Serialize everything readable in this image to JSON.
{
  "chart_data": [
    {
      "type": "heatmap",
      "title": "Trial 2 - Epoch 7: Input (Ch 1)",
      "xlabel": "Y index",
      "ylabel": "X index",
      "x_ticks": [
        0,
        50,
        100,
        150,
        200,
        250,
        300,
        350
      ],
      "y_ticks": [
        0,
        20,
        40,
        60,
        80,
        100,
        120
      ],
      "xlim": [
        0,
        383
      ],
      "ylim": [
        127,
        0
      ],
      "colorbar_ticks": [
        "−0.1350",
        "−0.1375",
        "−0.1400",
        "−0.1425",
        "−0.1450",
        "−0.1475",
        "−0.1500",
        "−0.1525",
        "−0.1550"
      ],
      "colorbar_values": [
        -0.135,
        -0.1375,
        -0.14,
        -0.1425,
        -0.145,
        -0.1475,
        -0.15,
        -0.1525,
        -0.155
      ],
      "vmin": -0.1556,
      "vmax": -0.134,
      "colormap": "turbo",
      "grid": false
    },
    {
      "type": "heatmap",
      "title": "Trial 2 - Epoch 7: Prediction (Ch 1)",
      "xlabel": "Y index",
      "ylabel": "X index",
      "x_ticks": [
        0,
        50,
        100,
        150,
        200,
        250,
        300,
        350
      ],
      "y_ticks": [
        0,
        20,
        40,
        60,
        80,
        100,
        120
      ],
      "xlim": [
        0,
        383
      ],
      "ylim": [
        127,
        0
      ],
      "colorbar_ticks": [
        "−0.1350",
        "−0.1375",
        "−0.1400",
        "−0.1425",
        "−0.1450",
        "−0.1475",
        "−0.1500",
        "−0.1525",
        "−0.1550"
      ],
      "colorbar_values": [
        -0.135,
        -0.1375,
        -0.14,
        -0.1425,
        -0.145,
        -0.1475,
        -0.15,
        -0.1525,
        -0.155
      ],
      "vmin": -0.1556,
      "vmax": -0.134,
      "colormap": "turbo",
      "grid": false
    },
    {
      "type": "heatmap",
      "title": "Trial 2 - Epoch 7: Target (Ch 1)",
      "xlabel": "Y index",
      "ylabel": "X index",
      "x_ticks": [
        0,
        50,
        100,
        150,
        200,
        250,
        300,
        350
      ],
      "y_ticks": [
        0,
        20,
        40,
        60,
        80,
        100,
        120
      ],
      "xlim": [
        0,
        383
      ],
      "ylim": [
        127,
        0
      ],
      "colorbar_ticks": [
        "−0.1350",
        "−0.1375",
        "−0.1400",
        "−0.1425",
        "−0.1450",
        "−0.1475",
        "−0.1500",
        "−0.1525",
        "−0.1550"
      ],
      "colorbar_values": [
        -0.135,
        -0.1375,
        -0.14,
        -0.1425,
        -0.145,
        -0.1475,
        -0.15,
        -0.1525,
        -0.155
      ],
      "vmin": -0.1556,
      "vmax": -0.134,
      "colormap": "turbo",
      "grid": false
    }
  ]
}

============

## WORK TO BE COMPLETED
Check each line of the entries for the string "Trial". Copy the lines that have it.

## RESULT OF THE TASK
      "title": "Trial 2 - Epoch 7: Input (Ch 1)",
      "title": "Trial 2 - Epoch 7: Prediction (Ch 1)",
      "title": "Trial 2 - Epoch 7: Target (Ch 1)",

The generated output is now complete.